▶ **MATERIAL PROVIDED**:
[start]
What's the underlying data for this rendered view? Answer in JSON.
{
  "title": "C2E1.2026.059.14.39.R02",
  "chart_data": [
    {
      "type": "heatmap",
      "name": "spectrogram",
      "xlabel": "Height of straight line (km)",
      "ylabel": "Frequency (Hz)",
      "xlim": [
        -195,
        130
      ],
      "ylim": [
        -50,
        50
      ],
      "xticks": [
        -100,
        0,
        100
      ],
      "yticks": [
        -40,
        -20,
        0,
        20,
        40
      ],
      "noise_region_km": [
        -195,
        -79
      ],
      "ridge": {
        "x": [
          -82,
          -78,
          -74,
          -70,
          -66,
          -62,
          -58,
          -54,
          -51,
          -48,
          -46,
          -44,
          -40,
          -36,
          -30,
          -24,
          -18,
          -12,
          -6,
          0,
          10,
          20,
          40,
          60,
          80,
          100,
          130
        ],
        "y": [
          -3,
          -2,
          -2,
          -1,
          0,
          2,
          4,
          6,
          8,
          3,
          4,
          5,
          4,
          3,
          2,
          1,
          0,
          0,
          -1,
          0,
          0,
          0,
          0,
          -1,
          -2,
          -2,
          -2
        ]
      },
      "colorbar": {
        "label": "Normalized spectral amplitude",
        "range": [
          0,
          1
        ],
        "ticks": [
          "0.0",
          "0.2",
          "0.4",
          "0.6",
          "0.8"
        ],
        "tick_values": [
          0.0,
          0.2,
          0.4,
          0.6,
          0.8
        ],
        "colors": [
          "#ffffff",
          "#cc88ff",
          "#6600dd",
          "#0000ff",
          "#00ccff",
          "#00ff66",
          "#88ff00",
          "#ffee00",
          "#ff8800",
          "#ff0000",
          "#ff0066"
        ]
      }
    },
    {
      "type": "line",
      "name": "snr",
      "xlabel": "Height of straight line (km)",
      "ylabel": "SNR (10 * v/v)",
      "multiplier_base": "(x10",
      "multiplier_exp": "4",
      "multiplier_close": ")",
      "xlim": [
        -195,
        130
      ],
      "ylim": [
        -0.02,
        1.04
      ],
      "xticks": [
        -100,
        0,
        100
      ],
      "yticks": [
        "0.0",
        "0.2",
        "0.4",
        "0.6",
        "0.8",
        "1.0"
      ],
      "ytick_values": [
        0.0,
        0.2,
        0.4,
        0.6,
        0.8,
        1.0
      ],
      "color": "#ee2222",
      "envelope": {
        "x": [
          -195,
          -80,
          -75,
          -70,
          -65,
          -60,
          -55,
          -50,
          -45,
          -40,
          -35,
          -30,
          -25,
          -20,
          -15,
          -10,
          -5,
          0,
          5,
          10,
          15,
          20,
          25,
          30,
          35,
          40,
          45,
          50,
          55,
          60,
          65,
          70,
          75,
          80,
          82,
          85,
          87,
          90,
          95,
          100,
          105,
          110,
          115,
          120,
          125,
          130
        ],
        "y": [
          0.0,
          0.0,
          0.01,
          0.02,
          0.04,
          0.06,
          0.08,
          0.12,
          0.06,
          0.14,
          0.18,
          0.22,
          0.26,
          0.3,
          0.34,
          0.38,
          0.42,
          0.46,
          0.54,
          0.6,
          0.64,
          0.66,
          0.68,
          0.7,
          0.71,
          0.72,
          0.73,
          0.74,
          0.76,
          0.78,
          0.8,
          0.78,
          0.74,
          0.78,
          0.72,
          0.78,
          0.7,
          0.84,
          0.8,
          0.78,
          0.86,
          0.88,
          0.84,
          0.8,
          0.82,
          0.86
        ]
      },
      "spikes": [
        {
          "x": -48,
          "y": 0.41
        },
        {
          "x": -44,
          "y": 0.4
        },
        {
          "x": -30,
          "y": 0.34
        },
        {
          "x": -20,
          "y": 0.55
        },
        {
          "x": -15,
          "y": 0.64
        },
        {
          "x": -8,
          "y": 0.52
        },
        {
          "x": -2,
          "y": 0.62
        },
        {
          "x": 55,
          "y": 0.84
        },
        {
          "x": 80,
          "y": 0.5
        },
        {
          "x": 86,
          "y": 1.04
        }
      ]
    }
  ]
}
[end]
[start]
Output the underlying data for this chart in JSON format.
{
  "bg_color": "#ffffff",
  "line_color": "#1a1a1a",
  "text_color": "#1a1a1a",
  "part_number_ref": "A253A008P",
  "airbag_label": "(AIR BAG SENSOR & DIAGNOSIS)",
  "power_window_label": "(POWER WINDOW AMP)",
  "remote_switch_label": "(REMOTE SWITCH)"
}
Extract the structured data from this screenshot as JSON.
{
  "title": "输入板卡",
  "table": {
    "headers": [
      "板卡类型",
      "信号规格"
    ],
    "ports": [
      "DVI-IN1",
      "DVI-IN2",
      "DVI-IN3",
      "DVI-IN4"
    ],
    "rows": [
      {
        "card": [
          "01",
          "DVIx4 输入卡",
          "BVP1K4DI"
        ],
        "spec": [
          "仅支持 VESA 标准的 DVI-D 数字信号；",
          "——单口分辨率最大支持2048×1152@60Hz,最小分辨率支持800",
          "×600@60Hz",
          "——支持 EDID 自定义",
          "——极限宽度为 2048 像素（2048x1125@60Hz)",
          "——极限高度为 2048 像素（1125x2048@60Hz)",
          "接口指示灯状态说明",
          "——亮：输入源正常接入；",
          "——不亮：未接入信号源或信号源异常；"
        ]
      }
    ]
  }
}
[end]
▶ **JOB**: Gather all lines of the records that include the word "JSON".

▶ **EXERCISE RESPONSE**:
What's the underlying data for this rendered view? Answer in JSON.
Output the underlying data for this chart in JSON format.
Extract the structured data from this screenshot as JSON.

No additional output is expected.